# Material to process start
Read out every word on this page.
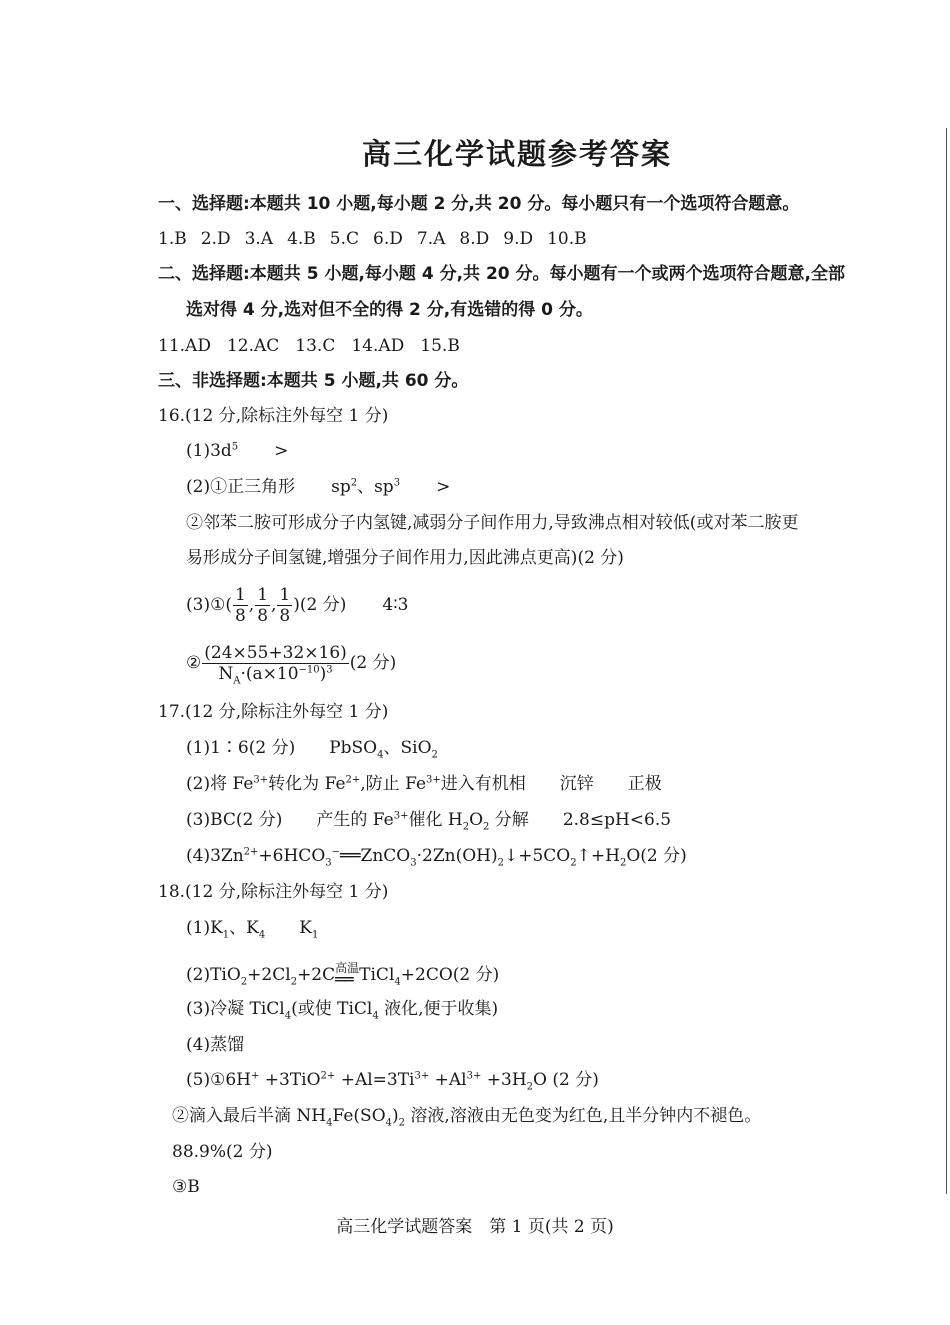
高三化学试题参考答案
一、选择题:本题共 10 小题,每小题 2 分,共 20 分。每小题只有一个选项符合题意。
1.B 2.D 3.A 4.B 5.C 6.D 7.A 8.D 9.D 10.B
二、选择题:本题共 5 小题,每小题 4 分,共 20 分。每小题有一个或两个选项符合题意,全部
选对得 4 分,选对但不全的得 2 分,有选错的得 0 分。
11.AD 12.AC 13.C 14.AD 15.B
三、非选择题:本题共 5 小题,共 60 分。
16.(12 分,除标注外每空 1 分)
$(1)3d^5$ >
(2)①正三角形 $sp^2$、$sp^3$ >
②邻苯二胺可形成分子内氢键,减弱分子间作用力,导致沸点相对较低(或对苯二胺更
易形成分子间氢键,增强分子间作用力,因此沸点更高)(2 分)
(3)①( $\frac{1}{8}$ , $\frac{1}{8}$ , $\frac{1}{8} )(2$ 分) 4∶3
② $\frac{(24\times 55+32\times 16)}{N_A\cdot(a\times 10^{-10})^3} (2$ 分)
17.(12 分,除标注外每空 1 分)
(1)1∶6(2 分) PbSO$_4$、SiO$_2$
(2)将 $Fe^{3+}$转化为 $Fe^{2+}$,防止 $Fe^{3+}$进入有机相 沉锌 正极
(3)BC(2 分) 产生的 $Fe^{3+}$催化 $H_2O_2$ 分解 2.8≤pH<6.5
$(4)3Zn^{2+}+6HCO_3^-══ZnCO_3\cdot 2Zn(OH)_2↓+5CO_2↑+H_2O(2$ 分)
18.(12 分,除标注外每空 1 分)
$(1)K_1$、$K_4$ $K_1$
$(2)TiO_2+2Cl_2+2C$ 高温
══ TiCl$_4$+2CO(2 分)
(3)冷凝 TiCl$_4$(或使 TiCl$_4$ 液化,便于收集)
(4)蒸馏
(5)①6H+ $+3TiO^{2+} +Al=3Ti^{3+} +Al^{3+} +3H_2O$ (2 分)
②滴入最后半滴 $NH_4Fe(SO_4)_2$ 溶液,溶液由无色变为红色,且半分钟内不褪色。
88.9%(2 分)
③B
高三化学试题答案　第 1 页(共 2 页)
# Material to process end
What you will do: Reproduce every record above exactly, but leave out the pictures.

Written response:
Read out every word on this page.
高三化学试题参考答案
一、选择题:本题共 10 小题,每小题 2 分,共 20 分。每小题只有一个选项符合题意。
1.B 2.D 3.A 4.B 5.C 6.D 7.A 8.D 9.D 10.B
二、选择题:本题共 5 小题,每小题 4 分,共 20 分。每小题有一个或两个选项符合题意,全部
选对得 4 分,选对但不全的得 2 分,有选错的得 0 分。
11.AD 12.AC 13.C 14.AD 15.B
三、非选择题:本题共 5 小题,共 60 分。
16.(12 分,除标注外每空 1 分)
$(1)3d^5$ >
(2)①正三角形 $sp^2$、$sp^3$ >
②邻苯二胺可形成分子内氢键,减弱分子间作用力,导致沸点相对较低(或对苯二胺更
易形成分子间氢键,增强分子间作用力,因此沸点更高)(2 分)
(3)①( $\frac{1}{8}$ , $\frac{1}{8}$ , $\frac{1}{8} )(2$ 分) 4∶3
② $\frac{(24\times 55+32\times 16)}{N_A\cdot(a\times 10^{-10})^3} (2$ 分)
17.(12 分,除标注外每空 1 分)
(1)1∶6(2 分) PbSO$_4$、SiO$_2$
(2)将 $Fe^{3+}$转化为 $Fe^{2+}$,防止 $Fe^{3+}$进入有机相 沉锌 正极
(3)BC(2 分) 产生的 $Fe^{3+}$催化 $H_2O_2$ 分解 2.8≤pH<6.5
$(4)3Zn^{2+}+6HCO_3^-══ZnCO_3\cdot 2Zn(OH)_2↓+5CO_2↑+H_2O(2$ 分)
18.(12 分,除标注外每空 1 分)
$(1)K_1$、$K_4$ $K_1$
$(2)TiO_2+2Cl_2+2C$ 高温
══ TiCl$_4$+2CO(2 分)
(3)冷凝 TiCl$_4$(或使 TiCl$_4$ 液化,便于收集)
(4)蒸馏
(5)①6H+ $+3TiO^{2+} +Al=3Ti^{3+} +Al^{3+} +3H_2O$ (2 分)
②滴入最后半滴 $NH_4Fe(SO_4)_2$ 溶液,溶液由无色变为红色,且半分钟内不褪色。
88.9%(2 分)
③B
高三化学试题答案　第 1 页(共 2 页)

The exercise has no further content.